### DIRECTION
Give an exact copy of every line, leaving images out.

### PROVIDED DATA
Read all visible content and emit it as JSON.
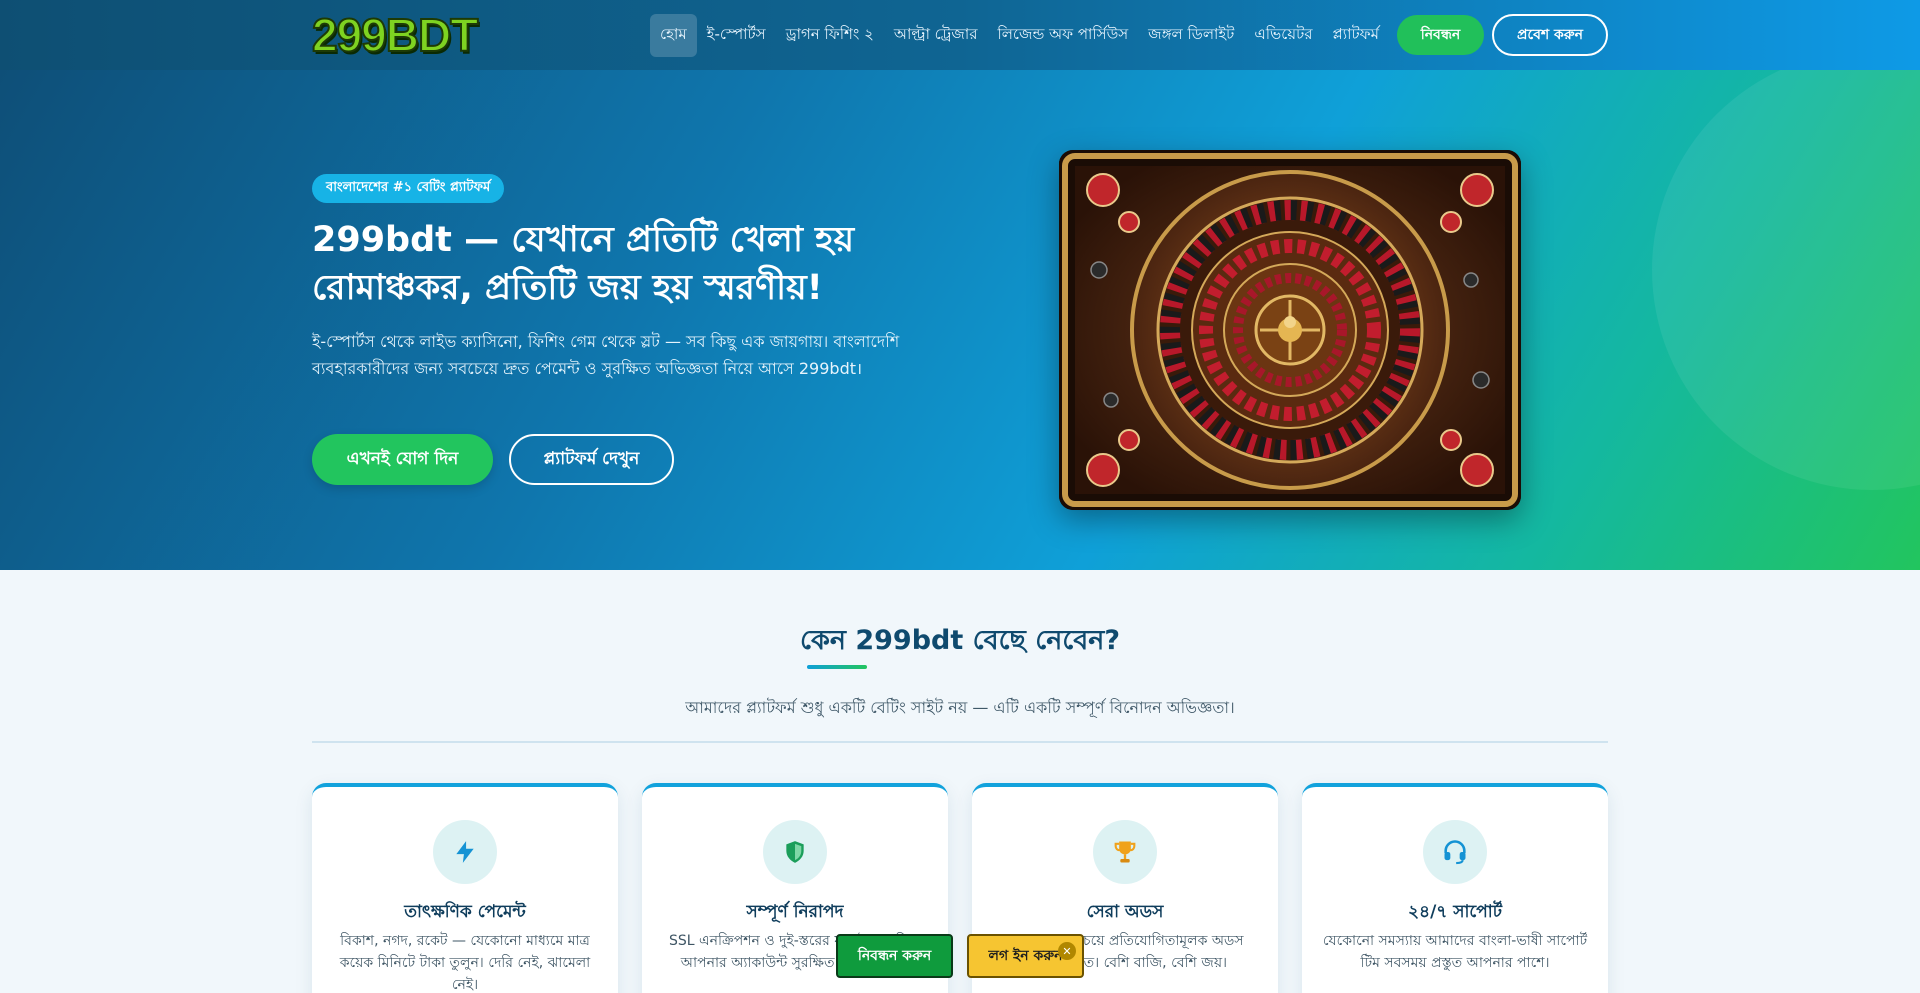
{
  "brand": {
    "logo_text": "299BDT"
  },
  "nav": {
    "items": [
      {
        "label": "হোম",
        "active": true
      },
      {
        "label": "ই-স্পোর্টস"
      },
      {
        "label": "ড্রাগন ফিশিং ২"
      },
      {
        "label": "আল্ট্রা ট্রেজার"
      },
      {
        "label": "লিজেন্ড অফ পার্সিউস"
      },
      {
        "label": "জঙ্গল ডিলাইট"
      },
      {
        "label": "এভিয়েটর"
      },
      {
        "label": "প্ল্যাটফর্ম"
      }
    ],
    "register_label": "নিবন্ধন",
    "login_label": "প্রবেশ করুন"
  },
  "hero": {
    "badge": "বাংলাদেশের #১ বেটিং প্ল্যাটফর্ম",
    "title": "299bdt — যেখানে প্রতিটি খেলা হয় রোমাঞ্চকর, প্রতিটি জয় হয় স্মরণীয়!",
    "description": "ই-স্পোর্টস থেকে লাইভ ক্যাসিনো, ফিশিং গেম থেকে স্লট — সব কিছু এক জায়গায়। বাংলাদেশি ব্যবহারকারীদের জন্য সবচেয়ে দ্রুত পেমেন্ট ও সুরক্ষিত অভিজ্ঞতা নিয়ে আসে 299bdt।",
    "join_label": "এখনই যোগ দিন",
    "platform_label": "প্ল্যাটফর্ম দেখুন",
    "image_icon": "roulette-wheel-image"
  },
  "why": {
    "title": "কেন 299bdt বেছে নেবেন?",
    "subtitle": "আমাদের প্ল্যাটফর্ম শুধু একটি বেটিং সাইট নয় — এটি একটি সম্পূর্ণ বিনোদন অভিজ্ঞতা।",
    "cards": [
      {
        "icon": "lightning-icon",
        "title": "তাৎক্ষণিক পেমেন্ট",
        "text": "বিকাশ, নগদ, রকেট — যেকোনো মাধ্যমে মাত্র কয়েক মিনিটে টাকা তুলুন। দেরি নেই, ঝামেলা নেই।"
      },
      {
        "icon": "shield-icon",
        "title": "সম্পূর্ণ নিরাপদ",
        "text": "SSL এনক্রিপশন ও দুই-স্তরের যাচাইকরণ দিয়ে আপনার অ্যাকাউন্ট সুরক্ষিত রাখি আমরা।"
      },
      {
        "icon": "trophy-icon",
        "title": "সেরা অডস",
        "text": "বাজারের সবচেয়ে প্রতিযোগিতামূলক অডস 299bdt-তে। বেশি বাজি, বেশি জয়।"
      },
      {
        "icon": "headset-icon",
        "title": "২৪/৭ সাপোর্ট",
        "text": "যেকোনো সমস্যায় আমাদের বাংলা-ভাষী সাপোর্ট টিম সবসময় প্রস্তুত আপনার পাশে।"
      }
    ]
  },
  "sticky": {
    "register_label": "নিবন্ধন করুন",
    "login_label": "লগ ইন করুন",
    "close_glyph": "✕"
  },
  "colors": {
    "accent_green": "#22c55e",
    "accent_blue": "#12a2dc",
    "nav_dark": "#0e4f73",
    "sticky_yellow": "#f6c531"
  }
}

### ANSWER IN FULL
Read all visible content and emit it as JSON.
{
  "brand": {
    "logo_text": "299BDT"
  },
  "nav": {
    "items": [
      {
        "label": "হোম",
        "active": true
      },
      {
        "label": "ই-স্পোর্টস"
      },
      {
        "label": "ড্রাগন ফিশিং ২"
      },
      {
        "label": "আল্ট্রা ট্রেজার"
      },
      {
        "label": "লিজেন্ড অফ পার্সিউস"
      },
      {
        "label": "জঙ্গল ডিলাইট"
      },
      {
        "label": "এভিয়েটর"
      },
      {
        "label": "প্ল্যাটফর্ম"
      }
    ],
    "register_label": "নিবন্ধন",
    "login_label": "প্রবেশ করুন"
  },
  "hero": {
    "badge": "বাংলাদেশের #১ বেটিং প্ল্যাটফর্ম",
    "title": "299bdt — যেখানে প্রতিটি খেলা হয় রোমাঞ্চকর, প্রতিটি জয় হয় স্মরণীয়!",
    "description": "ই-স্পোর্টস থেকে লাইভ ক্যাসিনো, ফিশিং গেম থেকে স্লট — সব কিছু এক জায়গায়। বাংলাদেশি ব্যবহারকারীদের জন্য সবচেয়ে দ্রুত পেমেন্ট ও সুরক্ষিত অভিজ্ঞতা নিয়ে আসে 299bdt।",
    "join_label": "এখনই যোগ দিন",
    "platform_label": "প্ল্যাটফর্ম দেখুন",
    "image_icon": "roulette-wheel-image"
  },
  "why": {
    "title": "কেন 299bdt বেছে নেবেন?",
    "subtitle": "আমাদের প্ল্যাটফর্ম শুধু একটি বেটিং সাইট নয় — এটি একটি সম্পূর্ণ বিনোদন অভিজ্ঞতা।",
    "cards": [
      {
        "icon": "lightning-icon",
        "title": "তাৎক্ষণিক পেমেন্ট",
        "text": "বিকাশ, নগদ, রকেট — যেকোনো মাধ্যমে মাত্র কয়েক মিনিটে টাকা তুলুন। দেরি নেই, ঝামেলা নেই।"
      },
      {
        "icon": "shield-icon",
        "title": "সম্পূর্ণ নিরাপদ",
        "text": "SSL এনক্রিপশন ও দুই-স্তরের যাচাইকরণ দিয়ে আপনার অ্যাকাউন্ট সুরক্ষিত রাখি আমরা।"
      },
      {
        "icon": "trophy-icon",
        "title": "সেরা অডস",
        "text": "বাজারের সবচেয়ে প্রতিযোগিতামূলক অডস 299bdt-তে। বেশি বাজি, বেশি জয়।"
      },
      {
        "icon": "headset-icon",
        "title": "২৪/৭ সাপোর্ট",
        "text": "যেকোনো সমস্যায় আমাদের বাংলা-ভাষী সাপোর্ট টিম সবসময় প্রস্তুত আপনার পাশে।"
      }
    ]
  },
  "sticky": {
    "register_label": "নিবন্ধন করুন",
    "login_label": "লগ ইন করুন",
    "close_glyph": "✕"
  },
  "colors": {
    "accent_green": "#22c55e",
    "accent_blue": "#12a2dc",
    "nav_dark": "#0e4f73",
    "sticky_yellow": "#f6c531"
  }
}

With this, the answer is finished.